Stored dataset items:
-=-=-=-=-

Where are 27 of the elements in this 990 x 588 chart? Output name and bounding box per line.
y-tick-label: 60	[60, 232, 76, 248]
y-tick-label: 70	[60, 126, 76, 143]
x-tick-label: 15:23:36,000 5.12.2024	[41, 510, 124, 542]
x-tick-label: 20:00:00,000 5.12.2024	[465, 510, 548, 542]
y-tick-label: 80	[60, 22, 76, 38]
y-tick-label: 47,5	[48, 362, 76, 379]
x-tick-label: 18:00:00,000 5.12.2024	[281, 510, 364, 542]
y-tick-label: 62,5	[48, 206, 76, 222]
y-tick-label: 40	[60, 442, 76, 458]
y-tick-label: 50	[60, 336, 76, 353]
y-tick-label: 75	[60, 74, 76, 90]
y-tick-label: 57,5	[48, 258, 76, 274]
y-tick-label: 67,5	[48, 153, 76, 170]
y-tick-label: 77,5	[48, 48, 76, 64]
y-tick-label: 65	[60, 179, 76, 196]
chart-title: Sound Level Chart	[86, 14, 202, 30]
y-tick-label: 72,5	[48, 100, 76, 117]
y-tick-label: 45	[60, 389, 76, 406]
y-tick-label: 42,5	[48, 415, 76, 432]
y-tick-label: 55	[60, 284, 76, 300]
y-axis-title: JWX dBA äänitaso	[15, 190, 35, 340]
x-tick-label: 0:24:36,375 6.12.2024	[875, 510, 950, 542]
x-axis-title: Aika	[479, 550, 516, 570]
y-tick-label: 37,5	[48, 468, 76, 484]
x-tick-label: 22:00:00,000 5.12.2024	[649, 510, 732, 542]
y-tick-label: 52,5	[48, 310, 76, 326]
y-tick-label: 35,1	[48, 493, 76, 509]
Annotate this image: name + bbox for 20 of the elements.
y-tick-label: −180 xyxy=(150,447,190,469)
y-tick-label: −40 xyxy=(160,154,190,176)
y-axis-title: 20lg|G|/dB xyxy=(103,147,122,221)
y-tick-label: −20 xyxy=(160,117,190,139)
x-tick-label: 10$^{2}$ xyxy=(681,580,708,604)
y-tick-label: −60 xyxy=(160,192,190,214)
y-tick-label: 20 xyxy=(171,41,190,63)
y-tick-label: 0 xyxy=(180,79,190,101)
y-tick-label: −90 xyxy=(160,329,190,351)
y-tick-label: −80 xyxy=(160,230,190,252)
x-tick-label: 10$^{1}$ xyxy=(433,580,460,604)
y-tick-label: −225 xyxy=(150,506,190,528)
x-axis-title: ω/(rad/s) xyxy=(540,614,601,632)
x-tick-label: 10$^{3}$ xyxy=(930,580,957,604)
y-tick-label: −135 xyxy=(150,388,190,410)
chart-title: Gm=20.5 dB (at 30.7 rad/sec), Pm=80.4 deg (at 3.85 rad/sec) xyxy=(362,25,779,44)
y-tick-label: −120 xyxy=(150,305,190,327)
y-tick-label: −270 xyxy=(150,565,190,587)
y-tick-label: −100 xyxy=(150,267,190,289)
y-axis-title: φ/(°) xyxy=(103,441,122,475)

-=-=-=-=-

**WHAT YOU HAVE TO DO:**
Edit the material above, putting "components" wherever "elements" occurs and leaving every other character untouched.

**FINISHED ANSWER:**
Where are 27 of the components in this 990 x 588 chart? Output name and bounding box per line.
y-tick-label: 60	[60, 232, 76, 248]
y-tick-label: 70	[60, 126, 76, 143]
x-tick-label: 15:23:36,000 5.12.2024	[41, 510, 124, 542]
x-tick-label: 20:00:00,000 5.12.2024	[465, 510, 548, 542]
y-tick-label: 80	[60, 22, 76, 38]
y-tick-label: 47,5	[48, 362, 76, 379]
x-tick-label: 18:00:00,000 5.12.2024	[281, 510, 364, 542]
y-tick-label: 62,5	[48, 206, 76, 222]
y-tick-label: 40	[60, 442, 76, 458]
y-tick-label: 50	[60, 336, 76, 353]
y-tick-label: 75	[60, 74, 76, 90]
y-tick-label: 57,5	[48, 258, 76, 274]
y-tick-label: 67,5	[48, 153, 76, 170]
y-tick-label: 77,5	[48, 48, 76, 64]
y-tick-label: 65	[60, 179, 76, 196]
chart-title: Sound Level Chart	[86, 14, 202, 30]
y-tick-label: 72,5	[48, 100, 76, 117]
y-tick-label: 45	[60, 389, 76, 406]
y-tick-label: 42,5	[48, 415, 76, 432]
y-tick-label: 55	[60, 284, 76, 300]
y-axis-title: JWX dBA äänitaso	[15, 190, 35, 340]
x-tick-label: 0:24:36,375 6.12.2024	[875, 510, 950, 542]
x-axis-title: Aika	[479, 550, 516, 570]
y-tick-label: 37,5	[48, 468, 76, 484]
x-tick-label: 22:00:00,000 5.12.2024	[649, 510, 732, 542]
y-tick-label: 52,5	[48, 310, 76, 326]
y-tick-label: 35,1	[48, 493, 76, 509]
Annotate this image: name + bbox for 20 of the components.
y-tick-label: −180 xyxy=(150,447,190,469)
y-tick-label: −40 xyxy=(160,154,190,176)
y-axis-title: 20lg|G|/dB xyxy=(103,147,122,221)
y-tick-label: −20 xyxy=(160,117,190,139)
x-tick-label: 10$^{2}$ xyxy=(681,580,708,604)
y-tick-label: −60 xyxy=(160,192,190,214)
y-tick-label: 20 xyxy=(171,41,190,63)
y-tick-label: 0 xyxy=(180,79,190,101)
y-tick-label: −90 xyxy=(160,329,190,351)
y-tick-label: −80 xyxy=(160,230,190,252)
x-tick-label: 10$^{1}$ xyxy=(433,580,460,604)
y-tick-label: −225 xyxy=(150,506,190,528)
x-axis-title: ω/(rad/s) xyxy=(540,614,601,632)
x-tick-label: 10$^{3}$ xyxy=(930,580,957,604)
y-tick-label: −135 xyxy=(150,388,190,410)
chart-title: Gm=20.5 dB (at 30.7 rad/sec), Pm=80.4 deg (at 3.85 rad/sec) xyxy=(362,25,779,44)
y-tick-label: −120 xyxy=(150,305,190,327)
y-tick-label: −270 xyxy=(150,565,190,587)
y-tick-label: −100 xyxy=(150,267,190,289)
y-axis-title: φ/(°) xyxy=(103,441,122,475)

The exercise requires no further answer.